▶ **Exercise prompt**
Identify the lines that contain the word "microphone", then copy them.

▶ **Supplied entries**
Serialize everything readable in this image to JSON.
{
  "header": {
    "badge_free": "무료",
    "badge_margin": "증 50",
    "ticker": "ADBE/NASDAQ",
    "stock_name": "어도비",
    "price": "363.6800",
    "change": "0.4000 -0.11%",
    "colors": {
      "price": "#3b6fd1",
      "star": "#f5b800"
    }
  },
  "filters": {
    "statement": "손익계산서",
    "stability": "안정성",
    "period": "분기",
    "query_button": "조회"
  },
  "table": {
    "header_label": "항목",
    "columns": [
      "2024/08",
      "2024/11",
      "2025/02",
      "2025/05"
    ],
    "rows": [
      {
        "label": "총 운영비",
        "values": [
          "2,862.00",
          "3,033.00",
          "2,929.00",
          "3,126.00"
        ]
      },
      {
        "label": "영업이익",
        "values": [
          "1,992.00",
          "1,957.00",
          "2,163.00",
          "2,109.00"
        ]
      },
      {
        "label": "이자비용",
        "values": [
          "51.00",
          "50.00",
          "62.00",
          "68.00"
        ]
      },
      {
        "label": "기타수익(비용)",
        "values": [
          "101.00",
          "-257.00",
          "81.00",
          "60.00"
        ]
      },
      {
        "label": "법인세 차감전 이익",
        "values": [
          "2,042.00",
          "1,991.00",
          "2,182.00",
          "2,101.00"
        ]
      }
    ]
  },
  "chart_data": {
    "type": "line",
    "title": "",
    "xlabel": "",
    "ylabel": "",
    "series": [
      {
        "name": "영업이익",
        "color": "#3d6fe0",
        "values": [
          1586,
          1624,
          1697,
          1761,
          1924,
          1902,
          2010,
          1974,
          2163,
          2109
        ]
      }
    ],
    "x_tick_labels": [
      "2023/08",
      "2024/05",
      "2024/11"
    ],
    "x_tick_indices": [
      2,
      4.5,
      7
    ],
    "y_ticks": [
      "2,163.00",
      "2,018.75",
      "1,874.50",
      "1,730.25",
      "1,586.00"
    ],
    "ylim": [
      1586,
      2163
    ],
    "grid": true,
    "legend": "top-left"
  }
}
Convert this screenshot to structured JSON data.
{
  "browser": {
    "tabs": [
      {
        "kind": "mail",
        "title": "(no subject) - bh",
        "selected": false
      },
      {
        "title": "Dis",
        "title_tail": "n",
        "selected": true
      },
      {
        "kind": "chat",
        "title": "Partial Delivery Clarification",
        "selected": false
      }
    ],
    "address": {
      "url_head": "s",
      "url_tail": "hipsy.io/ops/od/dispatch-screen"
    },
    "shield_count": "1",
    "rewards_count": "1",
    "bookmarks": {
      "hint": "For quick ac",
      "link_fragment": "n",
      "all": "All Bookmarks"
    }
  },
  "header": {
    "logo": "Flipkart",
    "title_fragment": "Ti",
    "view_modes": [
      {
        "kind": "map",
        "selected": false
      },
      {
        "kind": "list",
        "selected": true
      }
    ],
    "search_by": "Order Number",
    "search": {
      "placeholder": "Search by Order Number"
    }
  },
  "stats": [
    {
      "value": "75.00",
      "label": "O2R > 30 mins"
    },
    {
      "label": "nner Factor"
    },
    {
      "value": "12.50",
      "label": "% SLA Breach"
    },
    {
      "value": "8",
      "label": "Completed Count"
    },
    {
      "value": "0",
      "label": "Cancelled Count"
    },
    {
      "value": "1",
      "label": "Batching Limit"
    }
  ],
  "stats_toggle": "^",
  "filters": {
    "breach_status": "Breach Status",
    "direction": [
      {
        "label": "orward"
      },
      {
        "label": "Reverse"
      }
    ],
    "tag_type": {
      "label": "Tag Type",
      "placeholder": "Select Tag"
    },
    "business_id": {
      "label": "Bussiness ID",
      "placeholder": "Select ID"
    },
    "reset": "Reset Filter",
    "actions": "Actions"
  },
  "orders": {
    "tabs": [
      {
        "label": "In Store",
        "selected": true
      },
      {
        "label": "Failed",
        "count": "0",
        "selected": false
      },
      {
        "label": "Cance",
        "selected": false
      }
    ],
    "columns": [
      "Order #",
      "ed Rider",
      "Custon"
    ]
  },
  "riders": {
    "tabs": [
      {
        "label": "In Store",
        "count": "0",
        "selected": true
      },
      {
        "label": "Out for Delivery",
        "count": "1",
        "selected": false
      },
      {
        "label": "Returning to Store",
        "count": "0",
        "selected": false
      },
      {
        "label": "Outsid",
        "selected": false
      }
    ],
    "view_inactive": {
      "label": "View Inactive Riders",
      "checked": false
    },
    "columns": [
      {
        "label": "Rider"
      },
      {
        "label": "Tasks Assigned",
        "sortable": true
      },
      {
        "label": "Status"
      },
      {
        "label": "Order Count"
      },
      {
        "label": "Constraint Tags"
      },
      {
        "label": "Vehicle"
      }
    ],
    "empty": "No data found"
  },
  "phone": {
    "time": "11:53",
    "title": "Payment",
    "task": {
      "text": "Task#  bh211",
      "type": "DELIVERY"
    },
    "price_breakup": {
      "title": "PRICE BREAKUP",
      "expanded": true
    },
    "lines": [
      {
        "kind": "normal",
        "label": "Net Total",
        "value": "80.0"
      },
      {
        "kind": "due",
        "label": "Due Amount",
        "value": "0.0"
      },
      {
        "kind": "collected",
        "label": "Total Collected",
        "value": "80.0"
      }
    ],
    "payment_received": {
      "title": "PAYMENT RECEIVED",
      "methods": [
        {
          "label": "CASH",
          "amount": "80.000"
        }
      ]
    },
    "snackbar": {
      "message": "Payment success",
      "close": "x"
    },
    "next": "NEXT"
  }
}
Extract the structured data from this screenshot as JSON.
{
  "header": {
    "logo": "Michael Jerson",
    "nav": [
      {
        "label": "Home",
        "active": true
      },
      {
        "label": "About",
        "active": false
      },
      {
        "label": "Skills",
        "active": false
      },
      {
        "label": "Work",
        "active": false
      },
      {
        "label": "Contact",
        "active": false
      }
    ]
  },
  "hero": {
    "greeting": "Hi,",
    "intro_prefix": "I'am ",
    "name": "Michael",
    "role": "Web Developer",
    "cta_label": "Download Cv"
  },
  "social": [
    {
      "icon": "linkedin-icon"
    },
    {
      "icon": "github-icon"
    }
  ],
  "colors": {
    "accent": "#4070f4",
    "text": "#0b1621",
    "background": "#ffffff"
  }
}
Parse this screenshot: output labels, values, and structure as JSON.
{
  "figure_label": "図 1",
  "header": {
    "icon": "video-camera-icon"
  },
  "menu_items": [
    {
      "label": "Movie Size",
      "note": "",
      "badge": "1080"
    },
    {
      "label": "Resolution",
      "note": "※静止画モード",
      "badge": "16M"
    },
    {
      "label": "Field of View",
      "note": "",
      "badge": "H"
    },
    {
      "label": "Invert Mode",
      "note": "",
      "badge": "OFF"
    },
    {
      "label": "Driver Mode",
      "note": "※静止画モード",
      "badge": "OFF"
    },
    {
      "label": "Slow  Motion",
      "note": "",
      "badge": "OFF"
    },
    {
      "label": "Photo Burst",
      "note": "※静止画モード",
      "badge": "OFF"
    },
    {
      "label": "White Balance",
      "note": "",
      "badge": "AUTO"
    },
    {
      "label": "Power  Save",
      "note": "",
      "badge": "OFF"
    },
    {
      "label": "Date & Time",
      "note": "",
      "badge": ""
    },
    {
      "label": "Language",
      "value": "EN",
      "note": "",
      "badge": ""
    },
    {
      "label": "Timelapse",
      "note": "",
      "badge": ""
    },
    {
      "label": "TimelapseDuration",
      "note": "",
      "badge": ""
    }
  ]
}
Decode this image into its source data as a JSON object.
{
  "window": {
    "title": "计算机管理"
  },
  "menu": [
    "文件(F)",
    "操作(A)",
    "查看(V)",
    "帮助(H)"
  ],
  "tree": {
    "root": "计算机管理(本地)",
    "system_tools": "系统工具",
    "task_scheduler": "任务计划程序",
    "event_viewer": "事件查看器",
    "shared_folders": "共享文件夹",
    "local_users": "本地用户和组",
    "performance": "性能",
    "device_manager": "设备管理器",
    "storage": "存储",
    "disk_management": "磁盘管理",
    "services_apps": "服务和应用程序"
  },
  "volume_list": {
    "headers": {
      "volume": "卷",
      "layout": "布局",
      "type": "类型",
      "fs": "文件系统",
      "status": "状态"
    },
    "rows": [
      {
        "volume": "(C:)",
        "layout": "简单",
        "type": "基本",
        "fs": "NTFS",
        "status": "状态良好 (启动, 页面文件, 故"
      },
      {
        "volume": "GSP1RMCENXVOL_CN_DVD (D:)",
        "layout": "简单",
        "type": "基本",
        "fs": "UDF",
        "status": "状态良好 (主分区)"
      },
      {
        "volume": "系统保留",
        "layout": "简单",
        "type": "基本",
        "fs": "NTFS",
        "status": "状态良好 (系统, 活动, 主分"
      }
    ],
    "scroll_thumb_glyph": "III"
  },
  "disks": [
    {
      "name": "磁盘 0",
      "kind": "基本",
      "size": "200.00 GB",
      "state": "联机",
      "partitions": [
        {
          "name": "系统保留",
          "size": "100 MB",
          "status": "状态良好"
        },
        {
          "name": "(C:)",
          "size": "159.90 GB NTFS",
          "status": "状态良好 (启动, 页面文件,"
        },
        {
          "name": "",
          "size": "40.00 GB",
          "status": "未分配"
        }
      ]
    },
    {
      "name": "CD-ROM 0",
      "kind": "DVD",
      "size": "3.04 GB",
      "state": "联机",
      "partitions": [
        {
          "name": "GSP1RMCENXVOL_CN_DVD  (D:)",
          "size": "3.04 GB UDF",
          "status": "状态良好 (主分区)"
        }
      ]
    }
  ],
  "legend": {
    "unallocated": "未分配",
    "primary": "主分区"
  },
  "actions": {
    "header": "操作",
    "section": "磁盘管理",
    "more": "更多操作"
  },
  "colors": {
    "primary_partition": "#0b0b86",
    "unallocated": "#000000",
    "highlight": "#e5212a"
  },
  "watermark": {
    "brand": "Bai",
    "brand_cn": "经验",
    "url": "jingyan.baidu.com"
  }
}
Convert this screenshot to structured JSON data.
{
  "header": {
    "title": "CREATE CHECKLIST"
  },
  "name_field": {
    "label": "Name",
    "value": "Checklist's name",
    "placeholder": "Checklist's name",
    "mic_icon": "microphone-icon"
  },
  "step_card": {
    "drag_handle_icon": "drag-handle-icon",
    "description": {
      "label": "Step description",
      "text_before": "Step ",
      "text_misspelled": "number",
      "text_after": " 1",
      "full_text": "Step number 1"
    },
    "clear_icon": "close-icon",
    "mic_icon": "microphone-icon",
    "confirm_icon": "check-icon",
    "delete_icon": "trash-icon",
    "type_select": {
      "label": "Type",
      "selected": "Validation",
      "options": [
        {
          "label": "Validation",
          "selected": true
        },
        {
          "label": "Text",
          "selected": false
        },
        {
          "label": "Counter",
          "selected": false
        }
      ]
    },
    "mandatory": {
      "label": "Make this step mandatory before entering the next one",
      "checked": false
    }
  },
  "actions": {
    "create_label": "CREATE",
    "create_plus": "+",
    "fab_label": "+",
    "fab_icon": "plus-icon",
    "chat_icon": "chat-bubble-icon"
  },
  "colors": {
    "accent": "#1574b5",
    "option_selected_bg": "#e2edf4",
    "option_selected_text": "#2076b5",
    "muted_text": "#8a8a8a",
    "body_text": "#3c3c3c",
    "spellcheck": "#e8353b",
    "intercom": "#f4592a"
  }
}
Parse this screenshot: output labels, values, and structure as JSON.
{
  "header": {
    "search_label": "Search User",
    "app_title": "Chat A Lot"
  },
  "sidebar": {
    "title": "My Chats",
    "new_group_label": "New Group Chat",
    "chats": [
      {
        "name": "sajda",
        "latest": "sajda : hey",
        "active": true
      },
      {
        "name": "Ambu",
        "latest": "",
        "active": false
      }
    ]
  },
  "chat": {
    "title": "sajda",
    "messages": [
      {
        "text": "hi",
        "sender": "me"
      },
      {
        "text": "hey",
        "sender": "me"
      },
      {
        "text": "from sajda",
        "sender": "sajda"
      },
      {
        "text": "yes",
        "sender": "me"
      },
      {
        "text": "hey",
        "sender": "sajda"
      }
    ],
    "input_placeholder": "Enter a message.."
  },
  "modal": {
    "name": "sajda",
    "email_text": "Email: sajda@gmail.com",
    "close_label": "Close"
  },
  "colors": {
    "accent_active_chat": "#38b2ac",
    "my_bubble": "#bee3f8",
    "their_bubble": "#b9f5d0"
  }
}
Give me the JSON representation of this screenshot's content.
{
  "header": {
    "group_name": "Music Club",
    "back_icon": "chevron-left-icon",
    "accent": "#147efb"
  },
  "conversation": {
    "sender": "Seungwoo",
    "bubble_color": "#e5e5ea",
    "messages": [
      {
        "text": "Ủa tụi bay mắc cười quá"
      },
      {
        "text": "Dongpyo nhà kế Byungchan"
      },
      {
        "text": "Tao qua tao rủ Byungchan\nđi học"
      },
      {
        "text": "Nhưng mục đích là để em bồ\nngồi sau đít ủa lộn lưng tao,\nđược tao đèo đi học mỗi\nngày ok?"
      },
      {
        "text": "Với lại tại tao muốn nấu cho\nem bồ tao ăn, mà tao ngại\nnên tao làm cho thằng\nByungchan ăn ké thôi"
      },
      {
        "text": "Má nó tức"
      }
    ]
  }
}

▶ **Answer to this exercise**
    "mic_icon": "microphone-icon"
    "mic_icon": "microphone-icon",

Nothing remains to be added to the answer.